- _Task details_:
Leave out the pictures and repeat the data exactly.

--- Begin Extracted material ---

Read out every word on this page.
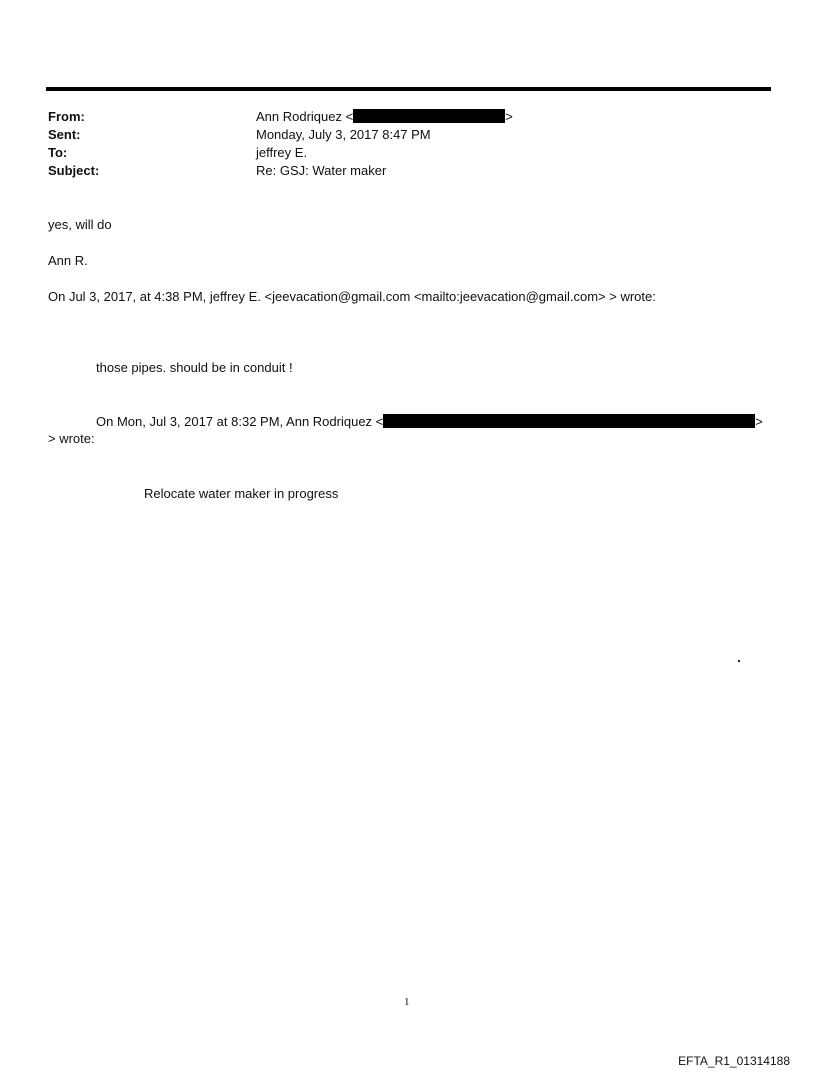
From:	Ann Rodriquez <	>
Sent:	Monday, July 3, 2017 8:47 PM
To:	jeffrey E.
Subject:	Re: GSJ: Water maker
yes, will do
Ann R.
On Jul 3, 2017, at 4:38 PM, jeffrey E. <jeevacation@gmail.com <mailto:jeevacation@gmail.com> > wrote:
those pipes. should be in conduit !
On Mon, Jul 3, 2017 at 8:32 PM, Ann Rodriquez <	>
> wrote:
Relocate water maker in progress
1
EFTA_R1_01314188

--- End Extracted material ---

- _Reply to the task_:
Read out every word on this page.
From:	Ann Rodriquez <	>
Sent:	Monday, July 3, 2017 8:47 PM
To:	jeffrey E.
Subject:	Re: GSJ: Water maker
yes, will do
Ann R.
On Jul 3, 2017, at 4:38 PM, jeffrey E. <jeevacation@gmail.com <mailto:jeevacation@gmail.com> > wrote:
those pipes. should be in conduit !
On Mon, Jul 3, 2017 at 8:32 PM, Ann Rodriquez <	>
> wrote:
Relocate water maker in progress
1
EFTA_R1_01314188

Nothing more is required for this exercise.